- [WORK REQUIRED]:
Pick out every line in the data below that holds "llistats".

===== SUPPLIED MATERIAL

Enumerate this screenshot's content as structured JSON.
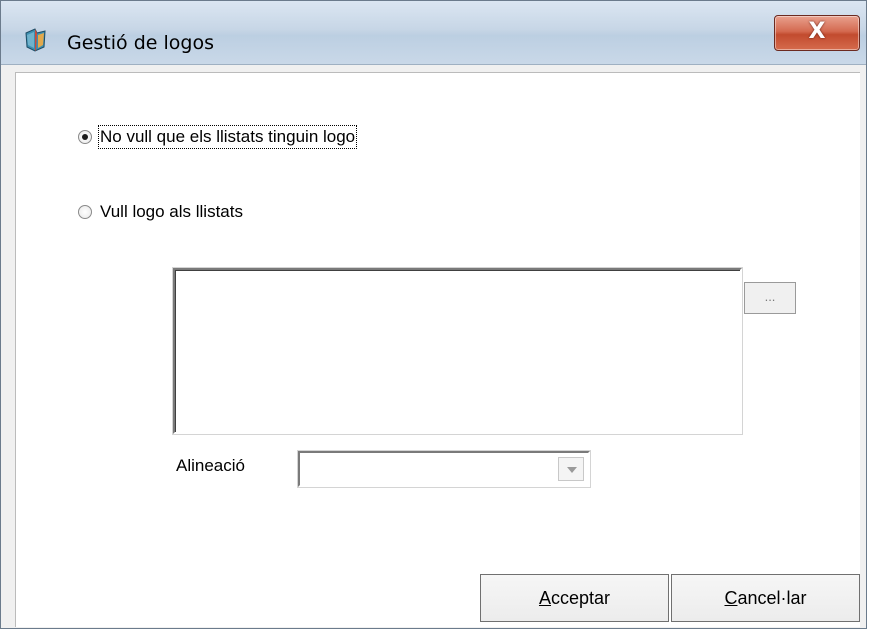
{
  "window": {
    "title": "Gestió de logos",
    "close_glyph": "X",
    "icon": "app-icon"
  },
  "options": {
    "no_logo": {
      "label": "No vull que els llistats tinguin logo",
      "checked": true
    },
    "with_logo": {
      "label": "Vull logo als llistats",
      "checked": false
    }
  },
  "logo": {
    "browse_label": "...",
    "alignment_label": "Alineació",
    "alignment_value": ""
  },
  "buttons": {
    "ok": {
      "mnemonic": "A",
      "rest": "cceptar"
    },
    "cancel": {
      "mnemonic": "C",
      "rest": "ancel·lar"
    }
  }
}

==========

- [RESULT]:
      "label": "No vull que els llistats tinguin logo",
      "label": "Vull logo als llistats",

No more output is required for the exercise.